# Start of PROVIDED DATA

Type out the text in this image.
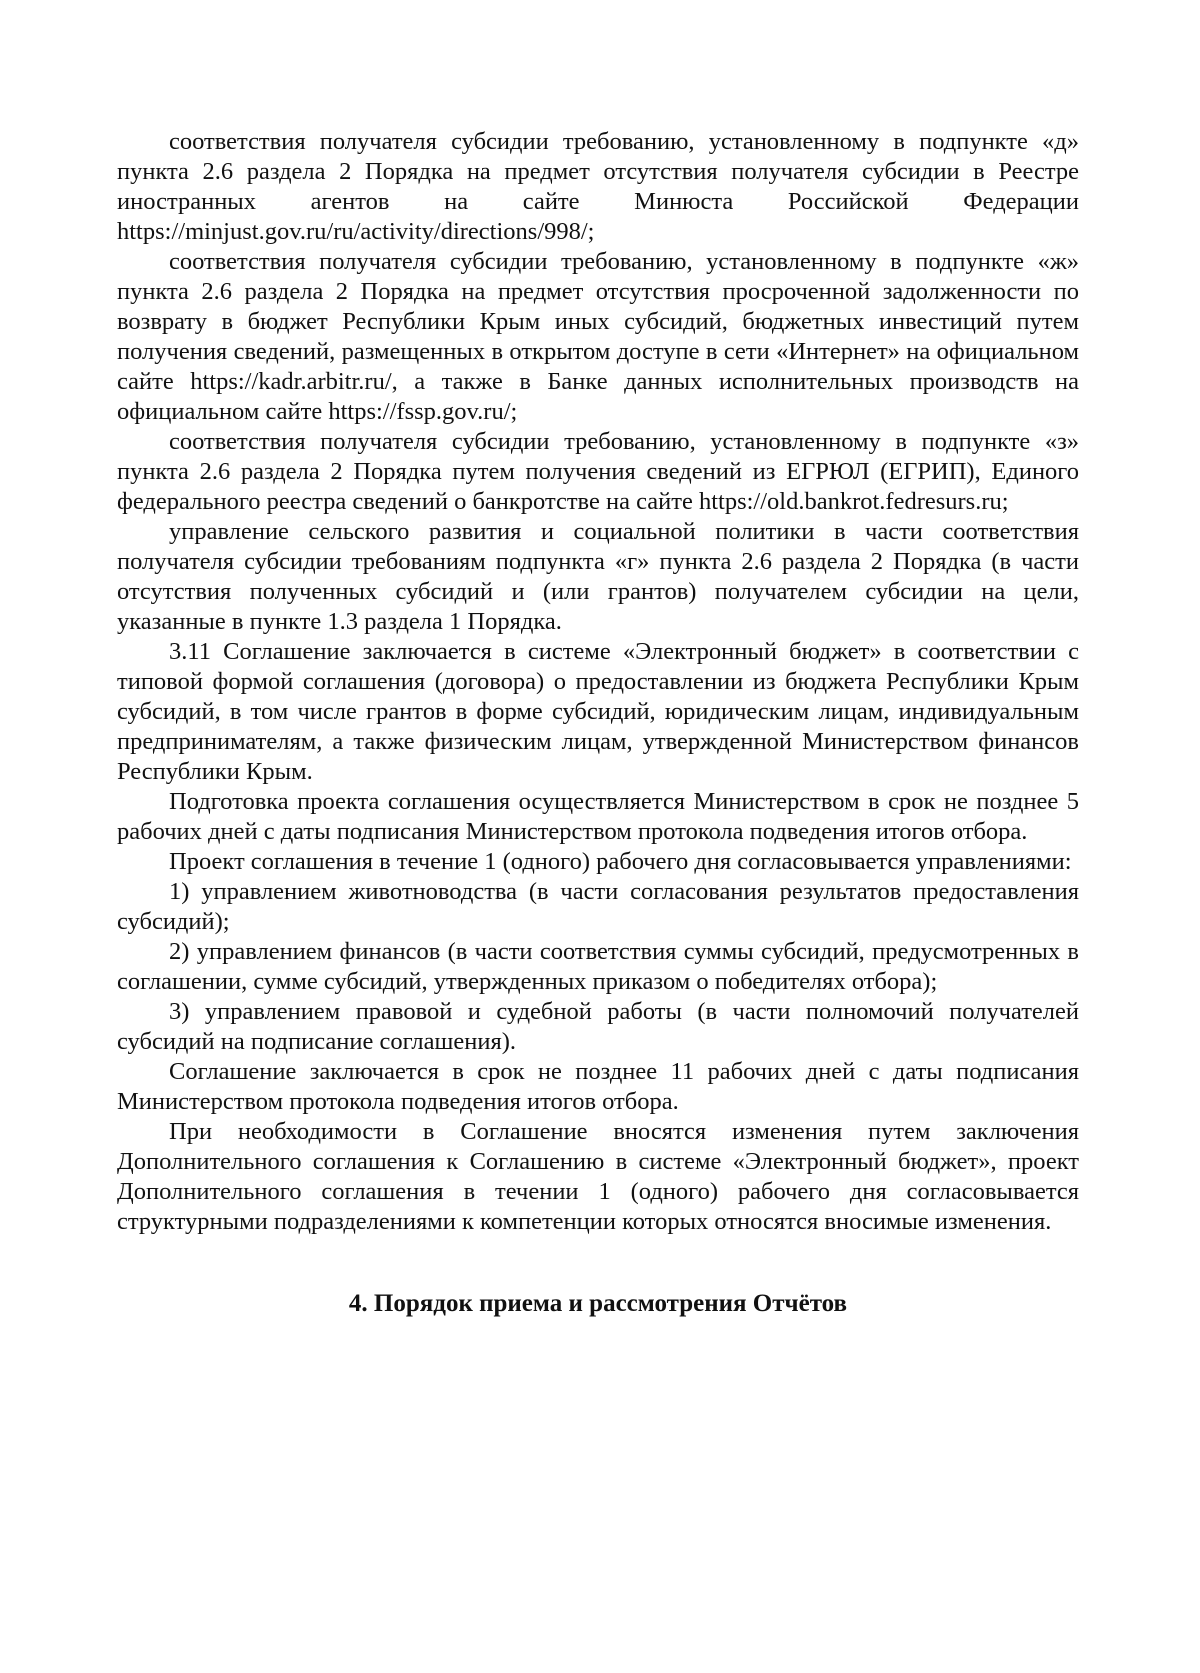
соответствия получателя субсидии требованию, установленному в подпункте «д» пункта 2.6 раздела 2 Порядка на предмет отсутствия получателя субсидии в Реестре иностранных агентов на сайте Минюста Российской Федерации https://minjust.gov.ru/ru/activity/directions/998/;

соответствия получателя субсидии требованию, установленному в подпункте «ж» пункта 2.6 раздела 2 Порядка на предмет отсутствия просроченной задолженности по возврату в бюджет Республики Крым иных субсидий, бюджетных инвестиций путем получения сведений, размещенных в открытом доступе в сети «Интернет» на официальном сайте https://kadr.arbitr.ru/, а также в Банке данных исполнительных производств на официальном сайте https://fssp.gov.ru/;

соответствия получателя субсидии требованию, установленному в подпункте «з» пункта 2.6 раздела 2 Порядка путем получения сведений из ЕГРЮЛ (ЕГРИП), Единого федерального реестра сведений о банкротстве на сайте https://old.bankrot.fedresurs.ru;

управление сельского развития и социальной политики в части соответствия получателя субсидии требованиям подпункта «г» пункта 2.6 раздела 2 Порядка (в части отсутствия полученных субсидий и (или грантов) получателем субсидии на цели, указанные в пункте 1.3 раздела 1 Порядка.

3.11 Соглашение заключается в системе «Электронный бюджет» в соответствии с типовой формой соглашения (договора) о предоставлении из бюджета Республики Крым субсидий, в том числе грантов в форме субсидий, юридическим лицам, индивидуальным предпринимателям, а также физическим лицам, утвержденной Министерством финансов Республики Крым.

Подготовка проекта соглашения осуществляется Министерством в срок не позднее 5 рабочих дней с даты подписания Министерством протокола подведения итогов отбора.

Проект соглашения в течение 1 (одного) рабочего дня согласовывается управлениями:

1) управлением животноводства (в части согласования результатов предоставления субсидий);

2) управлением финансов (в части соответствия суммы субсидий, предусмотренных в соглашении, сумме субсидий, утвержденных приказом о победителях отбора);

3) управлением правовой и судебной работы (в части полномочий получателей субсидий на подписание соглашения).

Соглашение заключается в срок не позднее 11 рабочих дней с даты подписания Министерством протокола подведения итогов отбора.

При необходимости в Соглашение вносятся изменения путем заключения Дополнительного соглашения к Соглашению в системе «Электронный бюджет», проект Дополнительного соглашения в течении 1 (одного) рабочего дня согласовывается структурными подразделениями к компетенции которых относятся вносимые изменения.

4. Порядок приема и рассмотрения Отчётов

# End of PROVIDED DATA

> _TO BE DONE_: Write out the entries above word for word. Do not include the pictures.

> _WRITTEN REPLY_:
Type out the text in this image.
соответствия получателя субсидии требованию, установленному в подпункте «д» пункта 2.6 раздела 2 Порядка на предмет отсутствия получателя субсидии в Реестре иностранных агентов на сайте Минюста Российской Федерации https://minjust.gov.ru/ru/activity/directions/998/;

соответствия получателя субсидии требованию, установленному в подпункте «ж» пункта 2.6 раздела 2 Порядка на предмет отсутствия просроченной задолженности по возврату в бюджет Республики Крым иных субсидий, бюджетных инвестиций путем получения сведений, размещенных в открытом доступе в сети «Интернет» на официальном сайте https://kadr.arbitr.ru/, а также в Банке данных исполнительных производств на официальном сайте https://fssp.gov.ru/;

соответствия получателя субсидии требованию, установленному в подпункте «з» пункта 2.6 раздела 2 Порядка путем получения сведений из ЕГРЮЛ (ЕГРИП), Единого федерального реестра сведений о банкротстве на сайте https://old.bankrot.fedresurs.ru;

управление сельского развития и социальной политики в части соответствия получателя субсидии требованиям подпункта «г» пункта 2.6 раздела 2 Порядка (в части отсутствия полученных субсидий и (или грантов) получателем субсидии на цели, указанные в пункте 1.3 раздела 1 Порядка.

3.11 Соглашение заключается в системе «Электронный бюджет» в соответствии с типовой формой соглашения (договора) о предоставлении из бюджета Республики Крым субсидий, в том числе грантов в форме субсидий, юридическим лицам, индивидуальным предпринимателям, а также физическим лицам, утвержденной Министерством финансов Республики Крым.

Подготовка проекта соглашения осуществляется Министерством в срок не позднее 5 рабочих дней с даты подписания Министерством протокола подведения итогов отбора.

Проект соглашения в течение 1 (одного) рабочего дня согласовывается управлениями:

1) управлением животноводства (в части согласования результатов предоставления субсидий);

2) управлением финансов (в части соответствия суммы субсидий, предусмотренных в соглашении, сумме субсидий, утвержденных приказом о победителях отбора);

3) управлением правовой и судебной работы (в части полномочий получателей субсидий на подписание соглашения).

Соглашение заключается в срок не позднее 11 рабочих дней с даты подписания Министерством протокола подведения итогов отбора.

При необходимости в Соглашение вносятся изменения путем заключения Дополнительного соглашения к Соглашению в системе «Электронный бюджет», проект Дополнительного соглашения в течении 1 (одного) рабочего дня согласовывается структурными подразделениями к компетенции которых относятся вносимые изменения.

4. Порядок приема и рассмотрения Отчётов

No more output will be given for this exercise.